Please write out the material that follows, exactly as it stands.
::::::::
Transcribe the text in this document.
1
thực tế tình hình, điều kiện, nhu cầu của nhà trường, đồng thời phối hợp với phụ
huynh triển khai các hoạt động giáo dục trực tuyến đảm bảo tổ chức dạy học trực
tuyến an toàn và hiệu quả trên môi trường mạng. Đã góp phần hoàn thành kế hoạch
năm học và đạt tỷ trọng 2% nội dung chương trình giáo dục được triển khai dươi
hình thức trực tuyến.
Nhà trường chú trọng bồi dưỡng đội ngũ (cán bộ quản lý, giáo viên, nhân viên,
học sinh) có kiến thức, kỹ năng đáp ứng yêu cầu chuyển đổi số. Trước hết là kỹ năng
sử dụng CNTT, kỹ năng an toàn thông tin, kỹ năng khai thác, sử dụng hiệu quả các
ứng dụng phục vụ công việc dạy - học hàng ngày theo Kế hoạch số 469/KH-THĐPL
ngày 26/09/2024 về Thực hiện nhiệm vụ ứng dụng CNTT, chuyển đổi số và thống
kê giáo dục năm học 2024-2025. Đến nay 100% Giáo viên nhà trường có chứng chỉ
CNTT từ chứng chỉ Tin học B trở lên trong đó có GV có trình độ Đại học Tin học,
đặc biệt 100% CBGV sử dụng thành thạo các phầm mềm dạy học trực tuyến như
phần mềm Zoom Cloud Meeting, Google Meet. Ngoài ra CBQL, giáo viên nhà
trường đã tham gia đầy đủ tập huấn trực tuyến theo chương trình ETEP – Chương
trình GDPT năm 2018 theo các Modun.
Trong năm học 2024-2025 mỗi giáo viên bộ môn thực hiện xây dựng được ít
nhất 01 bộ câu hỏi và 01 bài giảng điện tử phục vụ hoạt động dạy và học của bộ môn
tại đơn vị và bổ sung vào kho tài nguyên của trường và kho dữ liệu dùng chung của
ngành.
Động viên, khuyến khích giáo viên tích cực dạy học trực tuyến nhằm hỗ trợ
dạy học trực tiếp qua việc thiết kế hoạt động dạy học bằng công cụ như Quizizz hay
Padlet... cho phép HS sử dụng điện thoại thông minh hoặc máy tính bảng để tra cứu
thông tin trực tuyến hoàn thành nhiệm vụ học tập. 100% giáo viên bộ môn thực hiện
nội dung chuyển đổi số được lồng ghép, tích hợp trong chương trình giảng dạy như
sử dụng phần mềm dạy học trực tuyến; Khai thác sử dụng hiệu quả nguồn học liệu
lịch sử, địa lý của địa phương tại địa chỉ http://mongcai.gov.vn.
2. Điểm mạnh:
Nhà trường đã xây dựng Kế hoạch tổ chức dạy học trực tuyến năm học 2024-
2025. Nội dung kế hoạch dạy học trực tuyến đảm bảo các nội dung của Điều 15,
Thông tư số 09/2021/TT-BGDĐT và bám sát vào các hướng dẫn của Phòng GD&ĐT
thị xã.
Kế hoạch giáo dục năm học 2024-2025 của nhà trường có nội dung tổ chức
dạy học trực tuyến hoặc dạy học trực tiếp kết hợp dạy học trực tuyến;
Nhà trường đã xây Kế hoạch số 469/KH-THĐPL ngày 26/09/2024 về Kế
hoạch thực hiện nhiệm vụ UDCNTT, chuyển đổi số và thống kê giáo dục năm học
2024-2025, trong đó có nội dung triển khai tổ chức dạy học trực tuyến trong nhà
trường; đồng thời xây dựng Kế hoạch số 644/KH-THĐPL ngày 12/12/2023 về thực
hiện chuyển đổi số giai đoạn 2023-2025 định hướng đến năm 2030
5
::::::::
=== Solution to this task ===
Transcribe the text in this document.
1
thực tế tình hình, điều kiện, nhu cầu của nhà trường, đồng thời phối hợp với phụ
huynh triển khai các hoạt động giáo dục trực tuyến đảm bảo tổ chức dạy học trực
tuyến an toàn và hiệu quả trên môi trường mạng. Đã góp phần hoàn thành kế hoạch
năm học và đạt tỷ trọng 2% nội dung chương trình giáo dục được triển khai dươi
hình thức trực tuyến.
Nhà trường chú trọng bồi dưỡng đội ngũ (cán bộ quản lý, giáo viên, nhân viên,
học sinh) có kiến thức, kỹ năng đáp ứng yêu cầu chuyển đổi số. Trước hết là kỹ năng
sử dụng CNTT, kỹ năng an toàn thông tin, kỹ năng khai thác, sử dụng hiệu quả các
ứng dụng phục vụ công việc dạy - học hàng ngày theo Kế hoạch số 469/KH-THĐPL
ngày 26/09/2024 về Thực hiện nhiệm vụ ứng dụng CNTT, chuyển đổi số và thống
kê giáo dục năm học 2024-2025. Đến nay 100% Giáo viên nhà trường có chứng chỉ
CNTT từ chứng chỉ Tin học B trở lên trong đó có GV có trình độ Đại học Tin học,
đặc biệt 100% CBGV sử dụng thành thạo các phầm mềm dạy học trực tuyến như
phần mềm Zoom Cloud Meeting, Google Meet. Ngoài ra CBQL, giáo viên nhà
trường đã tham gia đầy đủ tập huấn trực tuyến theo chương trình ETEP – Chương
trình GDPT năm 2018 theo các Modun.
Trong năm học 2024-2025 mỗi giáo viên bộ môn thực hiện xây dựng được ít
nhất 01 bộ câu hỏi và 01 bài giảng điện tử phục vụ hoạt động dạy và học của bộ môn
tại đơn vị và bổ sung vào kho tài nguyên của trường và kho dữ liệu dùng chung của
ngành.
Động viên, khuyến khích giáo viên tích cực dạy học trực tuyến nhằm hỗ trợ
dạy học trực tiếp qua việc thiết kế hoạt động dạy học bằng công cụ như Quizizz hay
Padlet... cho phép HS sử dụng điện thoại thông minh hoặc máy tính bảng để tra cứu
thông tin trực tuyến hoàn thành nhiệm vụ học tập. 100% giáo viên bộ môn thực hiện
nội dung chuyển đổi số được lồng ghép, tích hợp trong chương trình giảng dạy như
sử dụng phần mềm dạy học trực tuyến; Khai thác sử dụng hiệu quả nguồn học liệu
lịch sử, địa lý của địa phương tại địa chỉ http://mongcai.gov.vn.
2. Điểm mạnh:
Nhà trường đã xây dựng Kế hoạch tổ chức dạy học trực tuyến năm học 2024-
2025. Nội dung kế hoạch dạy học trực tuyến đảm bảo các nội dung của Điều 15,
Thông tư số 09/2021/TT-BGDĐT và bám sát vào các hướng dẫn của Phòng GD&ĐT
thị xã.
Kế hoạch giáo dục năm học 2024-2025 của nhà trường có nội dung tổ chức
dạy học trực tuyến hoặc dạy học trực tiếp kết hợp dạy học trực tuyến;
Nhà trường đã xây Kế hoạch số 469/KH-THĐPL ngày 26/09/2024 về Kế
hoạch thực hiện nhiệm vụ UDCNTT, chuyển đổi số và thống kê giáo dục năm học
2024-2025, trong đó có nội dung triển khai tổ chức dạy học trực tuyến trong nhà
trường; đồng thời xây dựng Kế hoạch số 644/KH-THĐPL ngày 12/12/2023 về thực
hiện chuyển đổi số giai đoạn 2023-2025 định hướng đến năm 2030
5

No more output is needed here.